(Your objective)
Write out every line of the listing below without changing anything, and leave the pictures out of your answer.

(Information supplied)
=====
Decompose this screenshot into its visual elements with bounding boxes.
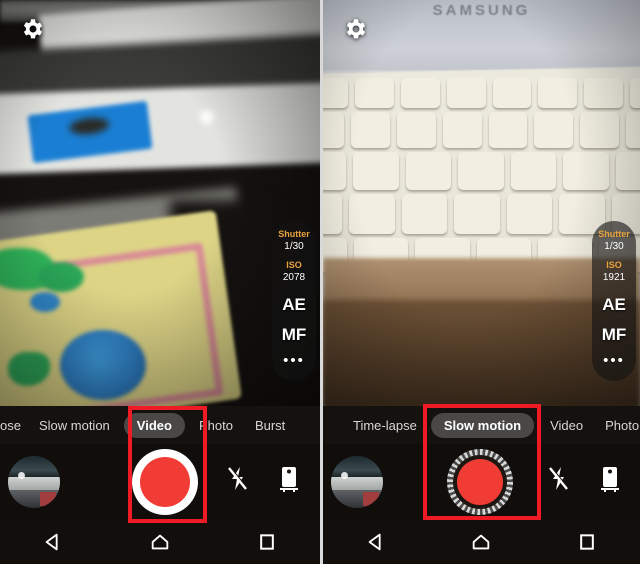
recents-icon xyxy=(580,534,594,550)
thumbnail-layer xyxy=(341,472,348,479)
record-dot xyxy=(140,457,190,507)
mf-button[interactable]: MF xyxy=(592,320,636,350)
record-ring-inner xyxy=(453,455,507,509)
iso-label: ISO xyxy=(606,260,622,270)
flash-off-icon xyxy=(549,466,569,490)
shutter-value: 1/30 xyxy=(284,241,304,252)
mode-selector-left[interactable]: ose Slow motion Video Photo Burst xyxy=(0,406,320,444)
shutter-label: Shutter xyxy=(278,229,310,239)
nav-recents-button-left[interactable] xyxy=(247,527,287,557)
shutter-bar-right xyxy=(323,444,640,520)
mf-button[interactable]: MF xyxy=(272,320,316,350)
mode-option-burst-partial[interactable]: ose xyxy=(0,418,23,433)
shutter-bar-left xyxy=(0,444,320,520)
record-dot xyxy=(457,459,503,505)
nav-back-button-right[interactable] xyxy=(356,527,396,557)
iso-setting[interactable]: ISO 1921 xyxy=(592,259,636,290)
flash-off-button-left[interactable] xyxy=(224,464,254,498)
nav-home-button-left[interactable] xyxy=(140,527,180,557)
android-navigation-bar-right xyxy=(323,520,640,564)
mode-option-time-lapse[interactable]: Time-lapse xyxy=(351,418,419,433)
home-icon xyxy=(473,534,490,550)
camera-settings-rail-left: Shutter 1/30 ISO 2078 AE MF ••• xyxy=(272,221,316,381)
iso-label: ISO xyxy=(286,260,302,270)
gear-icon xyxy=(23,19,43,39)
mode-option-video[interactable]: Video xyxy=(548,418,585,433)
more-options-button[interactable]: ••• xyxy=(272,350,316,372)
settings-gear-button-left[interactable] xyxy=(20,16,46,42)
iso-value: 2078 xyxy=(282,272,306,283)
phone-panel-left: Shutter 1/30 ISO 2078 AE MF ••• ose Slow… xyxy=(0,0,320,564)
flash-off-icon xyxy=(228,466,248,490)
record-button-right[interactable] xyxy=(447,449,513,515)
nav-recents-button-right[interactable] xyxy=(567,527,607,557)
camera-switch-icon xyxy=(280,467,298,492)
mode-option-slow-motion[interactable]: Slow motion xyxy=(37,418,112,433)
mode-option-photo[interactable]: Photo xyxy=(197,418,235,433)
nav-home-button-right[interactable] xyxy=(461,527,501,557)
settings-gear-button-right[interactable] xyxy=(343,16,369,42)
camera-settings-rail-right: Shutter 1/30 ISO 1921 AE MF ••• xyxy=(592,221,636,381)
iso-value: 1921 xyxy=(602,272,626,283)
mode-selector-right[interactable]: Time-lapse Slow motion Video Photo xyxy=(323,406,640,444)
iso-setting[interactable]: ISO 2078 xyxy=(272,259,316,290)
android-navigation-bar-left xyxy=(0,520,320,564)
home-icon xyxy=(151,534,169,550)
gallery-thumbnail-left[interactable] xyxy=(8,456,60,508)
ae-button[interactable]: AE xyxy=(592,290,636,320)
gear-icon xyxy=(346,19,366,39)
back-icon xyxy=(368,533,381,551)
mode-option-video-selected[interactable]: Video xyxy=(123,412,185,438)
gallery-thumbnail-right[interactable] xyxy=(331,456,383,508)
flash-off-button-right[interactable] xyxy=(545,464,575,498)
ae-button[interactable]: AE xyxy=(272,290,316,320)
thumbnail-layer xyxy=(363,492,379,506)
more-options-button[interactable]: ••• xyxy=(592,350,636,372)
thumbnail-layer xyxy=(40,492,56,506)
mode-option-photo[interactable]: Photo xyxy=(603,418,640,433)
recents-icon xyxy=(259,534,274,550)
mode-option-slow-motion-selected[interactable]: Slow motion xyxy=(430,412,535,438)
shutter-label: Shutter xyxy=(598,229,630,239)
shutter-setting[interactable]: Shutter 1/30 xyxy=(272,228,316,259)
camera-comparison-screenshot: Shutter 1/30 ISO 2078 AE MF ••• ose Slow… xyxy=(0,0,640,564)
camera-switch-button-left[interactable] xyxy=(276,464,306,498)
back-icon xyxy=(45,533,58,551)
shutter-setting[interactable]: Shutter 1/30 xyxy=(592,228,636,259)
mode-option-burst[interactable]: Burst xyxy=(253,418,287,433)
phone-panel-right: SAMSUNG xyxy=(320,0,640,564)
camera-switch-button-right[interactable] xyxy=(597,464,627,498)
shutter-value: 1/30 xyxy=(604,241,624,252)
thumbnail-layer xyxy=(18,472,25,479)
nav-back-button-left[interactable] xyxy=(33,527,73,557)
record-button-left[interactable] xyxy=(132,449,198,515)
camera-switch-icon xyxy=(601,467,619,492)
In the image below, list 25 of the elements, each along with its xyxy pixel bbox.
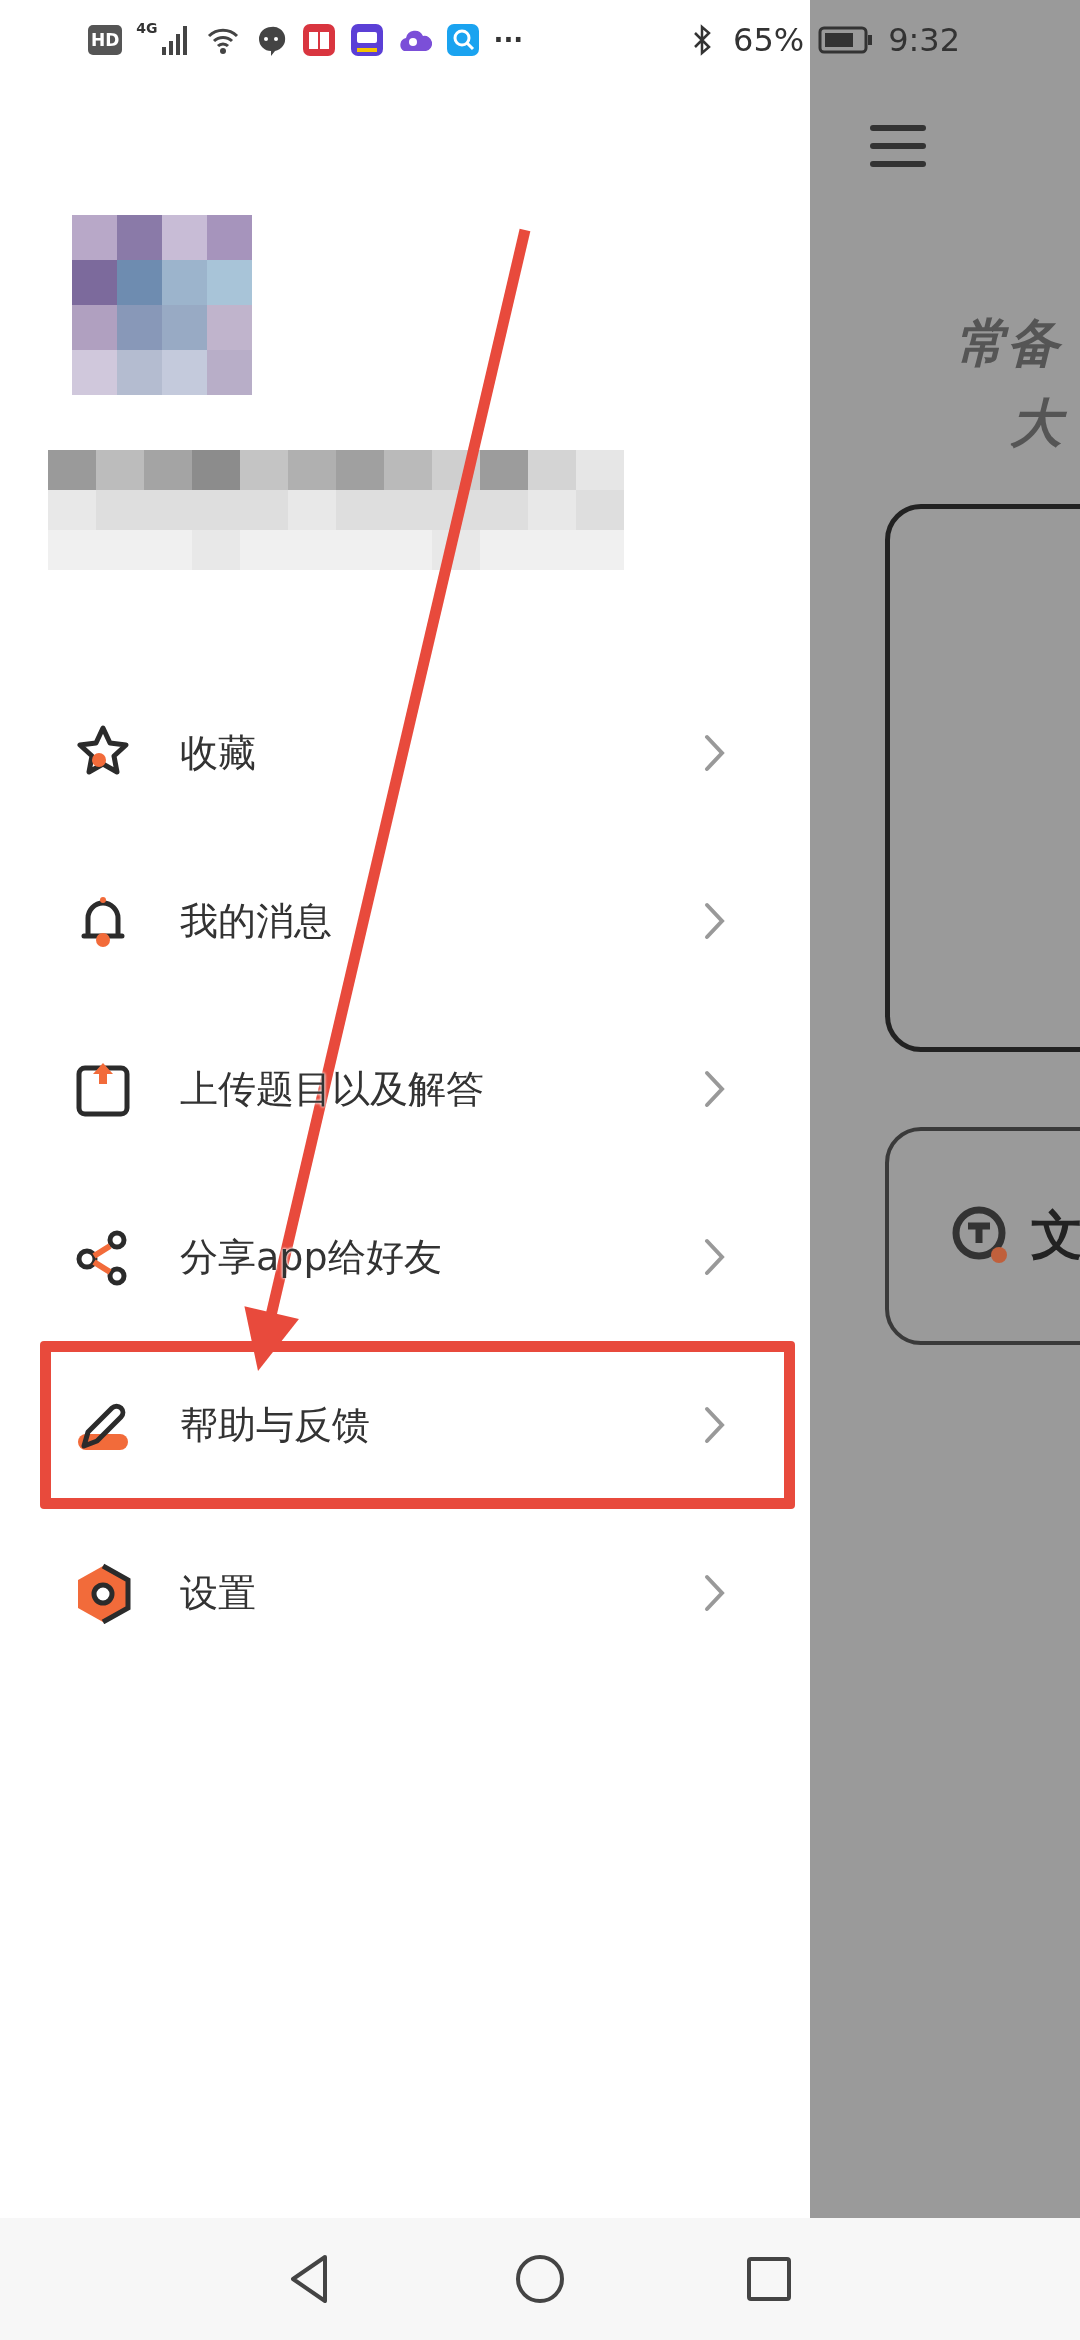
menu-item[interactable]: 帮助与反馈 bbox=[40, 1341, 795, 1509]
book-app-icon bbox=[301, 23, 336, 57]
menu-label: 我的消息 bbox=[180, 897, 333, 945]
chevron-right-icon bbox=[703, 901, 727, 941]
chevron-right-icon bbox=[703, 1069, 727, 1109]
more-indicator: ··· bbox=[493, 25, 524, 55]
card-app-icon bbox=[349, 23, 384, 57]
heading-text: 常备 bbox=[955, 307, 1080, 379]
clock: 9:32 bbox=[888, 21, 960, 59]
chevron-right-icon bbox=[703, 1237, 727, 1277]
search-app-icon bbox=[445, 23, 480, 57]
hd-badge: HD bbox=[88, 25, 123, 55]
menu-label: 收藏 bbox=[180, 729, 257, 777]
menu-label: 帮助与反馈 bbox=[180, 1401, 371, 1449]
menu-icon[interactable] bbox=[870, 125, 926, 167]
battery-percent: 65% bbox=[733, 21, 805, 59]
heading-text: 大 bbox=[1010, 387, 1080, 459]
menu-item[interactable]: 设置 bbox=[40, 1509, 795, 1677]
menu-label: 设置 bbox=[180, 1569, 257, 1617]
menu-item[interactable]: 我的消息 bbox=[40, 837, 795, 1005]
network-type: 4G bbox=[136, 20, 158, 36]
chevron-right-icon bbox=[703, 733, 727, 773]
menu-item[interactable]: 收藏 bbox=[40, 669, 795, 837]
chevron-right-icon bbox=[703, 1573, 727, 1613]
chevron-right-icon bbox=[703, 1405, 727, 1445]
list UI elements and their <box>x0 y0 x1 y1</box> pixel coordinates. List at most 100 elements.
=====
(Complete output)
Decompose this screenshot into its visual elements with bounding boxes.
recents-icon xyxy=(580,534,594,550)
thumbnail-layer xyxy=(341,472,348,479)
record-dot xyxy=(140,457,190,507)
mf-button[interactable]: MF xyxy=(592,320,636,350)
record-ring-inner xyxy=(453,455,507,509)
iso-label: ISO xyxy=(606,260,622,270)
flash-off-icon xyxy=(549,466,569,490)
shutter-value: 1/30 xyxy=(284,241,304,252)
mode-selector-left[interactable]: ose Slow motion Video Photo Burst xyxy=(0,406,320,444)
shutter-label: Shutter xyxy=(278,229,310,239)
nav-recents-button-left[interactable] xyxy=(247,527,287,557)
shutter-bar-right xyxy=(323,444,640,520)
mf-button[interactable]: MF xyxy=(272,320,316,350)
mode-option-burst-partial[interactable]: ose xyxy=(0,418,23,433)
shutter-bar-left xyxy=(0,444,320,520)
record-dot xyxy=(457,459,503,505)
nav-back-button-right[interactable] xyxy=(356,527,396,557)
iso-setting[interactable]: ISO 1921 xyxy=(592,259,636,290)
flash-off-button-left[interactable] xyxy=(224,464,254,498)
nav-home-button-left[interactable] xyxy=(140,527,180,557)
android-navigation-bar-right xyxy=(323,520,640,564)
mode-option-time-lapse[interactable]: Time-lapse xyxy=(351,418,419,433)
home-icon xyxy=(473,534,490,550)
camera-settings-rail-left: Shutter 1/30 ISO 2078 AE MF ••• xyxy=(272,221,316,381)
iso-label: ISO xyxy=(286,260,302,270)
gear-icon xyxy=(23,19,43,39)
mode-option-video[interactable]: Video xyxy=(548,418,585,433)
more-options-button[interactable]: ••• xyxy=(272,350,316,372)
settings-gear-button-left[interactable] xyxy=(20,16,46,42)
iso-value: 2078 xyxy=(282,272,306,283)
phone-panel-left: Shutter 1/30 ISO 2078 AE MF ••• ose Slow… xyxy=(0,0,320,564)
flash-off-icon xyxy=(228,466,248,490)
record-button-right[interactable] xyxy=(447,449,513,515)
nav-recents-button-right[interactable] xyxy=(567,527,607,557)
camera-switch-icon xyxy=(280,467,298,492)
mode-option-slow-motion[interactable]: Slow motion xyxy=(37,418,112,433)
mode-option-photo[interactable]: Photo xyxy=(197,418,235,433)
nav-home-button-right[interactable] xyxy=(461,527,501,557)
settings-gear-button-right[interactable] xyxy=(343,16,369,42)
camera-settings-rail-right: Shutter 1/30 ISO 1921 AE MF ••• xyxy=(592,221,636,381)
iso-value: 1921 xyxy=(602,272,626,283)
mode-selector-right[interactable]: Time-lapse Slow motion Video Photo xyxy=(323,406,640,444)
iso-setting[interactable]: ISO 2078 xyxy=(272,259,316,290)
android-navigation-bar-left xyxy=(0,520,320,564)
home-icon xyxy=(151,534,169,550)
gallery-thumbnail-left[interactable] xyxy=(8,456,60,508)
ae-button[interactable]: AE xyxy=(592,290,636,320)
gear-icon xyxy=(346,19,366,39)
back-icon xyxy=(368,533,381,551)
mode-option-video-selected[interactable]: Video xyxy=(123,412,185,438)
gallery-thumbnail-right[interactable] xyxy=(331,456,383,508)
flash-off-button-right[interactable] xyxy=(545,464,575,498)
ae-button[interactable]: AE xyxy=(272,290,316,320)
thumbnail-layer xyxy=(363,492,379,506)
more-options-button[interactable]: ••• xyxy=(592,350,636,372)
thumbnail-layer xyxy=(40,492,56,506)
mode-option-photo[interactable]: Photo xyxy=(603,418,640,433)
recents-icon xyxy=(259,534,274,550)
mode-option-slow-motion-selected[interactable]: Slow motion xyxy=(430,412,535,438)
shutter-label: Shutter xyxy=(598,229,630,239)
shutter-setting[interactable]: Shutter 1/30 xyxy=(272,228,316,259)
camera-comparison-screenshot: Shutter 1/30 ISO 2078 AE MF ••• ose Slow… xyxy=(0,0,640,564)
camera-switch-button-left[interactable] xyxy=(276,464,306,498)
back-icon xyxy=(45,533,58,551)
shutter-setting[interactable]: Shutter 1/30 xyxy=(592,228,636,259)
mode-option-burst[interactable]: Burst xyxy=(253,418,287,433)
phone-panel-right: SAMSUNG xyxy=(320,0,640,564)
camera-switch-button-right[interactable] xyxy=(597,464,627,498)
shutter-value: 1/30 xyxy=(604,241,624,252)
thumbnail-layer xyxy=(18,472,25,479)
nav-back-button-left[interactable] xyxy=(33,527,73,557)
record-button-left[interactable] xyxy=(132,449,198,515)
camera-switch-icon xyxy=(601,467,619,492)
In the image below, list 25 of the elements, each along with its xyxy pixel bbox.
menu-item[interactable]: 帮助与反馈 bbox=[40, 1341, 795, 1509]
book-app-icon bbox=[301, 23, 336, 57]
menu-label: 我的消息 bbox=[180, 897, 333, 945]
chevron-right-icon bbox=[703, 901, 727, 941]
chevron-right-icon bbox=[703, 1069, 727, 1109]
more-indicator: ··· bbox=[493, 25, 524, 55]
card-app-icon bbox=[349, 23, 384, 57]
heading-text: 常备 bbox=[955, 307, 1080, 379]
clock: 9:32 bbox=[888, 21, 960, 59]
chevron-right-icon bbox=[703, 1237, 727, 1277]
search-app-icon bbox=[445, 23, 480, 57]
hd-badge: HD bbox=[88, 25, 123, 55]
menu-label: 收藏 bbox=[180, 729, 257, 777]
menu-label: 帮助与反馈 bbox=[180, 1401, 371, 1449]
menu-icon[interactable] bbox=[870, 125, 926, 167]
battery-percent: 65% bbox=[733, 21, 805, 59]
heading-text: 大 bbox=[1010, 387, 1080, 459]
menu-item[interactable]: 设置 bbox=[40, 1509, 795, 1677]
menu-label: 设置 bbox=[180, 1569, 257, 1617]
menu-item[interactable]: 我的消息 bbox=[40, 837, 795, 1005]
network-type: 4G bbox=[136, 20, 158, 36]
chevron-right-icon bbox=[703, 733, 727, 773]
menu-item[interactable]: 收藏 bbox=[40, 669, 795, 837]
chevron-right-icon bbox=[703, 1573, 727, 1613]
chevron-right-icon bbox=[703, 1405, 727, 1445]
list UI elements and their <box>x0 y0 x1 y1</box> pixel coordinates. List at most 100 elements.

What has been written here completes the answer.